• **What is expected**
Extract each record and reproduce it exactly.

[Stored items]
⟨
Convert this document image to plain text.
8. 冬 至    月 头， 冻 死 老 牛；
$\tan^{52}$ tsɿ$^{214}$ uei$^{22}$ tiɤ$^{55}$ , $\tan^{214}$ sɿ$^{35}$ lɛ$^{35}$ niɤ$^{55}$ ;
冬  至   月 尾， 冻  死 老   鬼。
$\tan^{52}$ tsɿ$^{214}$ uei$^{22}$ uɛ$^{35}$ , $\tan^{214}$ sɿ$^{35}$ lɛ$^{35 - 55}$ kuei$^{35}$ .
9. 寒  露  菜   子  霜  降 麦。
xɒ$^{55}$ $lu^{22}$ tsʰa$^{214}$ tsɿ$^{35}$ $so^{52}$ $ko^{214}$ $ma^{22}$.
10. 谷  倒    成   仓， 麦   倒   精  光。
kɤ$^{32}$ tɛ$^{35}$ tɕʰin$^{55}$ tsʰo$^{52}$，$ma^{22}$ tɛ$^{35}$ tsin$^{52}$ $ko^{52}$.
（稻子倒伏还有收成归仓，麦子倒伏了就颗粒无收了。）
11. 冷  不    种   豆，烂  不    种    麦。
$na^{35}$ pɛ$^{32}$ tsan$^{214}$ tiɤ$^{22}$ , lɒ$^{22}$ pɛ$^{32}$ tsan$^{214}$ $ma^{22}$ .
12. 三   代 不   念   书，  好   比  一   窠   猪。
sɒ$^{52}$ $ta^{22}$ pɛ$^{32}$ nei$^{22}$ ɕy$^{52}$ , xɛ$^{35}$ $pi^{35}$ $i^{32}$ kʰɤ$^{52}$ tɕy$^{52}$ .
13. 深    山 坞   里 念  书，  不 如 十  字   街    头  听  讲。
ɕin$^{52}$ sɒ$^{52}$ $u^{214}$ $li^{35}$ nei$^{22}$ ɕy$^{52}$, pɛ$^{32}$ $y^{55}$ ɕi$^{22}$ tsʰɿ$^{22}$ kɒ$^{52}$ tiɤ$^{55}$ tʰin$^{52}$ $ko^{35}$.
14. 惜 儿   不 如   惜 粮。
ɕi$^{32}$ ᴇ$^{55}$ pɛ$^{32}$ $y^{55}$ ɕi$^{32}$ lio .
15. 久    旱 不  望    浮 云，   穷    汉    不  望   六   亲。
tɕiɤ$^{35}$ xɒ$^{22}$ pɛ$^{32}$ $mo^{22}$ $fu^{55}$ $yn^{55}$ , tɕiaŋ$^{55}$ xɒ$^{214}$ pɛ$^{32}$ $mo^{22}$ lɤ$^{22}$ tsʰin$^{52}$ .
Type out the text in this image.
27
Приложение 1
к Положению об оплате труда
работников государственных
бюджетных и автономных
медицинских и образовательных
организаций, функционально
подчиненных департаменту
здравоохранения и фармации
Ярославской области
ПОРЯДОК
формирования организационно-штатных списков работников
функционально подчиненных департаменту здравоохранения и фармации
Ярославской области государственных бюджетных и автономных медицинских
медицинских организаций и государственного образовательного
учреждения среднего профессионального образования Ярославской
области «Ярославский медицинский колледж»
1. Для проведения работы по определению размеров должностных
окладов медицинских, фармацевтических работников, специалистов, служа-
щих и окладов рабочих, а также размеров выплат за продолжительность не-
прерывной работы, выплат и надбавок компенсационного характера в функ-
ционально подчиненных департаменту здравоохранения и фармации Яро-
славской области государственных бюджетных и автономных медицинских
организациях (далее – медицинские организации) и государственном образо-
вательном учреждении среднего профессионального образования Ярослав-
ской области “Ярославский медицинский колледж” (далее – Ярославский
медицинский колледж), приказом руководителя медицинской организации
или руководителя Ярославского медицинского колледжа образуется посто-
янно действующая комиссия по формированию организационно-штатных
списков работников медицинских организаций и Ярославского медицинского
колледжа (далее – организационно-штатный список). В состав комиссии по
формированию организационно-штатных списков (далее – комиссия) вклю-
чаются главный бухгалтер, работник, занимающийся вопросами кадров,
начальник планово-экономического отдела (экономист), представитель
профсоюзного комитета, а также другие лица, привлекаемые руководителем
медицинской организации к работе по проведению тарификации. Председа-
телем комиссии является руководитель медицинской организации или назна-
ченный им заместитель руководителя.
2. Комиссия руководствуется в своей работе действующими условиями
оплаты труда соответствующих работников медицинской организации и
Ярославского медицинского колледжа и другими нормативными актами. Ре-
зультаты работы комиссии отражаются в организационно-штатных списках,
⟩
• **Answer in full**
Convert this document image to plain text.
8. 冬 至    月 头， 冻 死 老 牛；
$\tan^{52}$ tsɿ$^{214}$ uei$^{22}$ tiɤ$^{55}$ , $\tan^{214}$ sɿ$^{35}$ lɛ$^{35}$ niɤ$^{55}$ ;
冬  至   月 尾， 冻  死 老   鬼。
$\tan^{52}$ tsɿ$^{214}$ uei$^{22}$ uɛ$^{35}$ , $\tan^{214}$ sɿ$^{35}$ lɛ$^{35 - 55}$ kuei$^{35}$ .
9. 寒  露  菜   子  霜  降 麦。
xɒ$^{55}$ $lu^{22}$ tsʰa$^{214}$ tsɿ$^{35}$ $so^{52}$ $ko^{214}$ $ma^{22}$.
10. 谷  倒    成   仓， 麦   倒   精  光。
kɤ$^{32}$ tɛ$^{35}$ tɕʰin$^{55}$ tsʰo$^{52}$，$ma^{22}$ tɛ$^{35}$ tsin$^{52}$ $ko^{52}$.
（稻子倒伏还有收成归仓，麦子倒伏了就颗粒无收了。）
11. 冷  不    种   豆，烂  不    种    麦。
$na^{35}$ pɛ$^{32}$ tsan$^{214}$ tiɤ$^{22}$ , lɒ$^{22}$ pɛ$^{32}$ tsan$^{214}$ $ma^{22}$ .
12. 三   代 不   念   书，  好   比  一   窠   猪。
sɒ$^{52}$ $ta^{22}$ pɛ$^{32}$ nei$^{22}$ ɕy$^{52}$ , xɛ$^{35}$ $pi^{35}$ $i^{32}$ kʰɤ$^{52}$ tɕy$^{52}$ .
13. 深    山 坞   里 念  书，  不 如 十  字   街    头  听  讲。
ɕin$^{52}$ sɒ$^{52}$ $u^{214}$ $li^{35}$ nei$^{22}$ ɕy$^{52}$, pɛ$^{32}$ $y^{55}$ ɕi$^{22}$ tsʰɿ$^{22}$ kɒ$^{52}$ tiɤ$^{55}$ tʰin$^{52}$ $ko^{35}$.
14. 惜 儿   不 如   惜 粮。
ɕi$^{32}$ ᴇ$^{55}$ pɛ$^{32}$ $y^{55}$ ɕi$^{32}$ lio .
15. 久    旱 不  望    浮 云，   穷    汉    不  望   六   亲。
tɕiɤ$^{35}$ xɒ$^{22}$ pɛ$^{32}$ $mo^{22}$ $fu^{55}$ $yn^{55}$ , tɕiaŋ$^{55}$ xɒ$^{214}$ pɛ$^{32}$ $mo^{22}$ lɤ$^{22}$ tsʰin$^{52}$ .
Type out the text in this image.
27
Приложение 1
к Положению об оплате труда
работников государственных
бюджетных и автономных
медицинских и образовательных
организаций, функционально
подчиненных департаменту
здравоохранения и фармации
Ярославской области
ПОРЯДОК
формирования организационно-штатных списков работников
функционально подчиненных департаменту здравоохранения и фармации
Ярославской области государственных бюджетных и автономных медицинских
медицинских организаций и государственного образовательного
учреждения среднего профессионального образования Ярославской
области «Ярославский медицинский колледж»
1. Для проведения работы по определению размеров должностных
окладов медицинских, фармацевтических работников, специалистов, служа-
щих и окладов рабочих, а также размеров выплат за продолжительность не-
прерывной работы, выплат и надбавок компенсационного характера в функ-
ционально подчиненных департаменту здравоохранения и фармации Яро-
славской области государственных бюджетных и автономных медицинских
организациях (далее – медицинские организации) и государственном образо-
вательном учреждении среднего профессионального образования Ярослав-
ской области “Ярославский медицинский колледж” (далее – Ярославский
медицинский колледж), приказом руководителя медицинской организации
или руководителя Ярославского медицинского колледжа образуется посто-
янно действующая комиссия по формированию организационно-штатных
списков работников медицинских организаций и Ярославского медицинского
колледжа (далее – организационно-штатный список). В состав комиссии по
формированию организационно-штатных списков (далее – комиссия) вклю-
чаются главный бухгалтер, работник, занимающийся вопросами кадров,
начальник планово-экономического отдела (экономист), представитель
профсоюзного комитета, а также другие лица, привлекаемые руководителем
медицинской организации к работе по проведению тарификации. Председа-
телем комиссии является руководитель медицинской организации или назна-
ченный им заместитель руководителя.
2. Комиссия руководствуется в своей работе действующими условиями
оплаты труда соответствующих работников медицинской организации и
Ярославского медицинского колледжа и другими нормативными актами. Ре-
зультаты работы комиссии отражаются в организационно-штатных списках,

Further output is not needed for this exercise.